Count the lines in the data below where the string "type" occurs, please, and give the number alone.
::: Supplied records :::
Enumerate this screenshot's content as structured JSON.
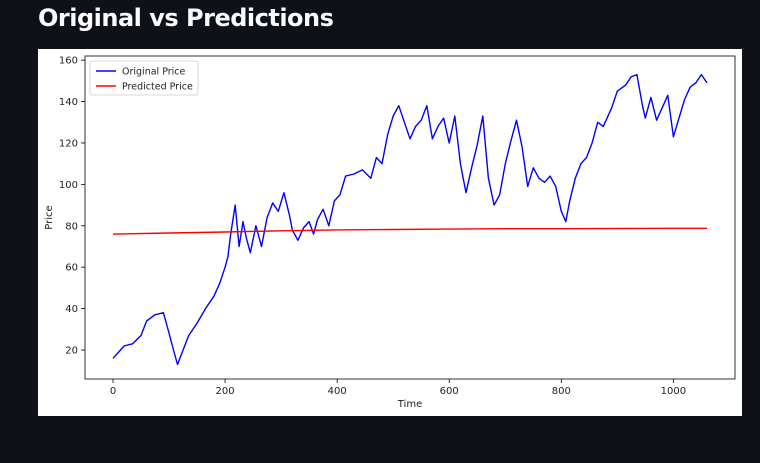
{
  "page": {
    "title": "Original vs Predictions"
  },
  "chart_data": {
    "type": "line",
    "xlabel": "Time",
    "ylabel": "Price",
    "xlim": [
      -50,
      1110
    ],
    "ylim": [
      6,
      162
    ],
    "xticks": [
      0,
      200,
      400,
      600,
      800,
      1000
    ],
    "yticks": [
      20,
      40,
      60,
      80,
      100,
      120,
      140,
      160
    ],
    "legend": {
      "placement": "top-left"
    },
    "grid": false,
    "series": [
      {
        "name": "Original Price",
        "color": "#0000ff",
        "x": [
          0,
          10,
          20,
          35,
          50,
          60,
          75,
          90,
          100,
          108,
          115,
          125,
          135,
          150,
          165,
          180,
          190,
          200,
          205,
          210,
          218,
          225,
          232,
          238,
          245,
          255,
          265,
          275,
          285,
          295,
          305,
          315,
          320,
          330,
          340,
          350,
          358,
          365,
          375,
          385,
          395,
          405,
          415,
          430,
          445,
          460,
          470,
          480,
          490,
          500,
          510,
          520,
          530,
          540,
          550,
          560,
          570,
          580,
          590,
          600,
          610,
          620,
          630,
          640,
          650,
          660,
          670,
          680,
          690,
          700,
          710,
          720,
          730,
          740,
          750,
          760,
          770,
          780,
          790,
          800,
          808,
          815,
          825,
          835,
          845,
          855,
          865,
          875,
          890,
          900,
          915,
          925,
          935,
          945,
          950,
          960,
          970,
          980,
          990,
          1000,
          1010,
          1020,
          1030,
          1040,
          1050,
          1060
        ],
        "values": [
          16,
          19,
          22,
          23,
          27,
          34,
          37,
          38,
          28,
          20,
          13,
          20,
          27,
          33,
          40,
          46,
          52,
          60,
          65,
          76,
          90,
          70,
          82,
          74,
          67,
          80,
          70,
          84,
          91,
          87,
          96,
          85,
          78,
          73,
          79,
          82,
          76,
          83,
          88,
          80,
          92,
          95,
          104,
          105,
          107,
          103,
          113,
          110,
          124,
          133,
          138,
          130,
          122,
          128,
          131,
          138,
          122,
          128,
          132,
          120,
          133,
          110,
          96,
          108,
          119,
          133,
          103,
          90,
          95,
          110,
          121,
          131,
          118,
          99,
          108,
          103,
          101,
          104,
          99,
          87,
          82,
          92,
          103,
          110,
          113,
          120,
          130,
          128,
          137,
          145,
          148,
          152,
          153,
          138,
          132,
          142,
          131,
          137,
          143,
          123,
          132,
          141,
          147,
          149,
          153,
          149
        ]
      },
      {
        "name": "Predicted Price",
        "color": "#ff0000",
        "x": [
          0,
          100,
          200,
          300,
          400,
          500,
          600,
          700,
          800,
          900,
          1000,
          1060
        ],
        "values": [
          76,
          76.5,
          77,
          77.6,
          78,
          78.2,
          78.4,
          78.6,
          78.6,
          78.7,
          78.8,
          78.8
        ]
      }
    ]
  }
}
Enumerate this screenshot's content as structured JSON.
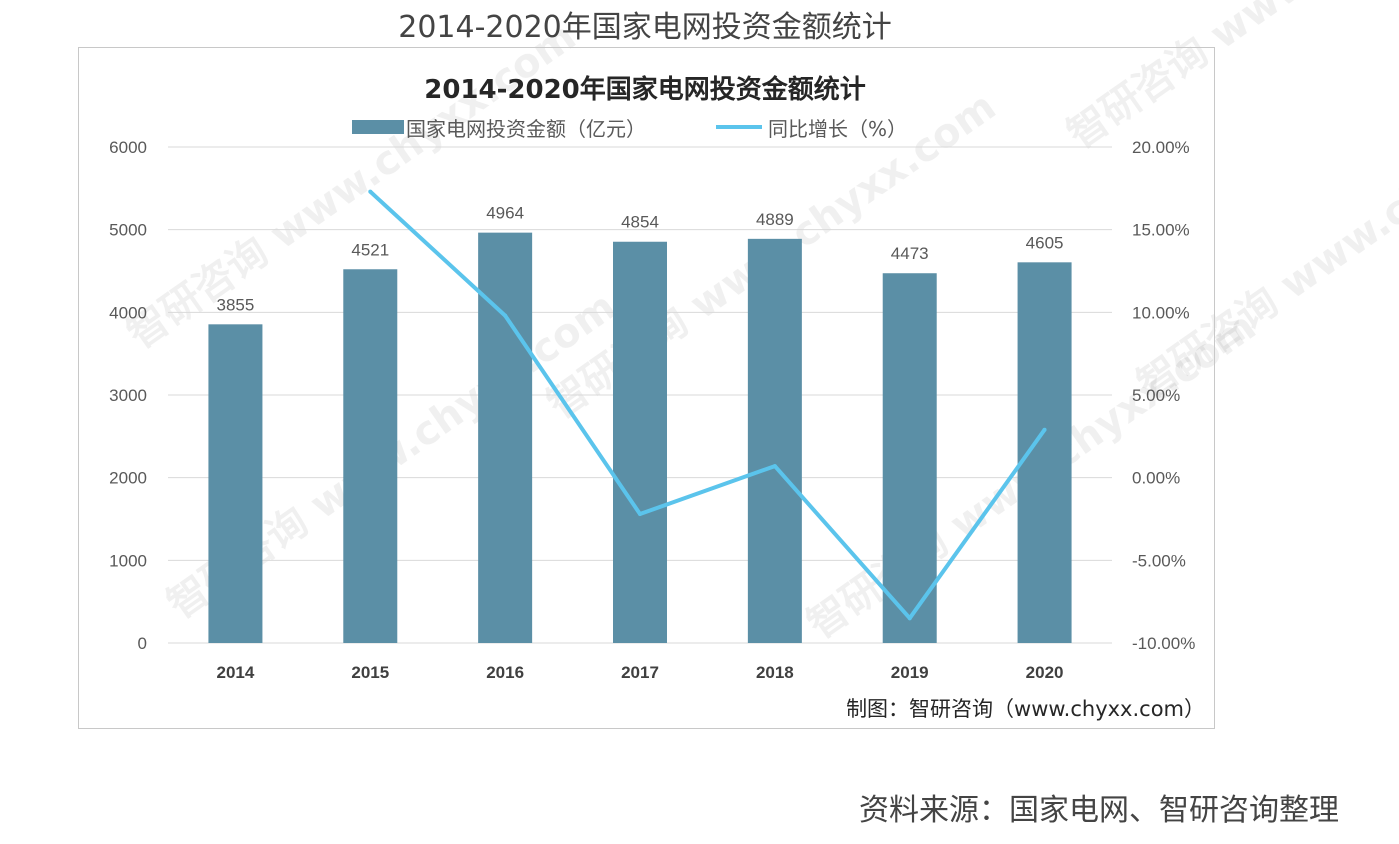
{
  "page": {
    "outer_title": "2014-2020年国家电网投资金额统计",
    "source": "资料来源：国家电网、智研咨询整理",
    "credit": "制图：智研咨询（www.chyxx.com）",
    "watermark": "智研咨询 www.chyxx.com"
  },
  "chart_data": {
    "type": "bar+line",
    "title": "2014-2020年国家电网投资金额统计",
    "categories": [
      "2014",
      "2015",
      "2016",
      "2017",
      "2018",
      "2019",
      "2020"
    ],
    "series": [
      {
        "name": "国家电网投资金额（亿元）",
        "type": "bar",
        "axis": "left",
        "color": "#5b8fa6",
        "values": [
          3855,
          4521,
          4964,
          4854,
          4889,
          4473,
          4605
        ],
        "labels": [
          "3855",
          "4521",
          "4964",
          "4854",
          "4889",
          "4473",
          "4605"
        ]
      },
      {
        "name": "同比增长（%）",
        "type": "line",
        "axis": "right",
        "color": "#5bc4ec",
        "values": [
          null,
          17.3,
          9.8,
          -2.2,
          0.7,
          -8.5,
          2.9
        ]
      }
    ],
    "left_axis": {
      "ylim": [
        0,
        6000
      ],
      "ticks": [
        "0",
        "1000",
        "2000",
        "3000",
        "4000",
        "5000",
        "6000"
      ]
    },
    "right_axis": {
      "ylim": [
        -10,
        20
      ],
      "ticks": [
        "-10.00%",
        "-5.00%",
        "0.00%",
        "5.00%",
        "10.00%",
        "15.00%",
        "20.00%"
      ]
    },
    "grid": true,
    "legend": "top"
  }
}
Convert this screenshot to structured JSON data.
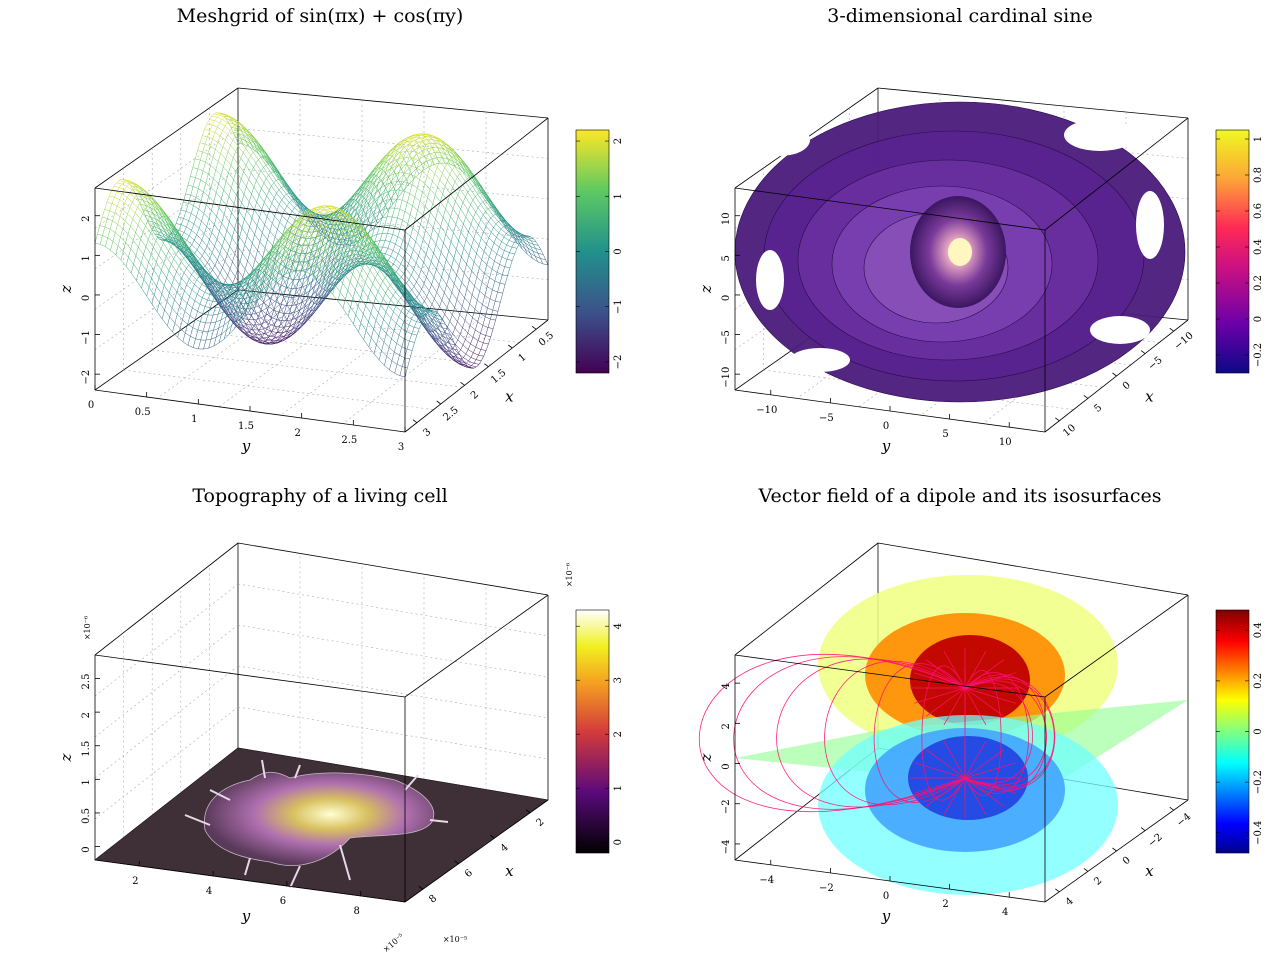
:::
Answer to the task: 4